Your task: Give the number of lines that include the word "rest", nothing more.

Records provided:

# # #

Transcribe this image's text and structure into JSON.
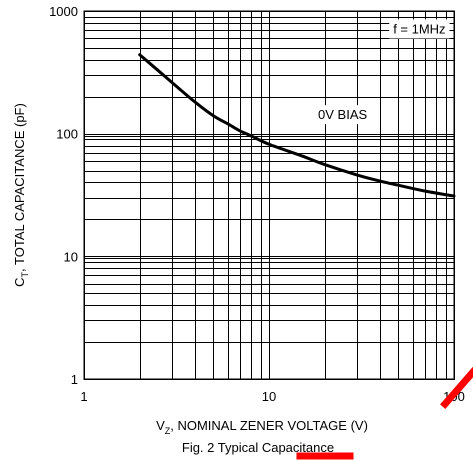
{
  "chart_data": {
    "type": "line",
    "xlabel": {
      "main": "V",
      "sub": "Z",
      "rest": ", NOMINAL ZENER VOLTAGE (V)"
    },
    "ylabel": {
      "main": "C",
      "sub": "T",
      "rest": ", TOTAL CAPACITANCE (pF)"
    },
    "xscale": "log",
    "yscale": "log",
    "xlim": [
      1,
      100
    ],
    "ylim": [
      1,
      1000
    ],
    "x_ticks": [
      {
        "v": 1,
        "label": "1"
      },
      {
        "v": 10,
        "label": "10"
      },
      {
        "v": 100,
        "label": "100"
      }
    ],
    "y_ticks": [
      {
        "v": 1,
        "label": "1"
      },
      {
        "v": 10,
        "label": "10"
      },
      {
        "v": 100,
        "label": "100"
      },
      {
        "v": 1000,
        "label": "1000"
      }
    ],
    "grid": true,
    "series": [
      {
        "x": [
          2.0,
          2.5,
          3.0,
          4.0,
          5.0,
          6.0,
          7.0,
          8.0,
          10.0,
          15.0,
          20.0,
          30.0,
          40.0,
          50.0,
          70.0,
          100.0
        ],
        "y": [
          440,
          330,
          260,
          180,
          140,
          120,
          105,
          96,
          82,
          66,
          56,
          46,
          41,
          38,
          34,
          31
        ]
      }
    ],
    "annotations": [
      {
        "text": "f = 1MHz",
        "x": 65,
        "y": 700
      },
      {
        "text": "0V BIAS",
        "x": 25,
        "y": 140
      }
    ]
  },
  "caption": "Fig. 2  Typical Capacitance"
}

# # #

Exercise output: 2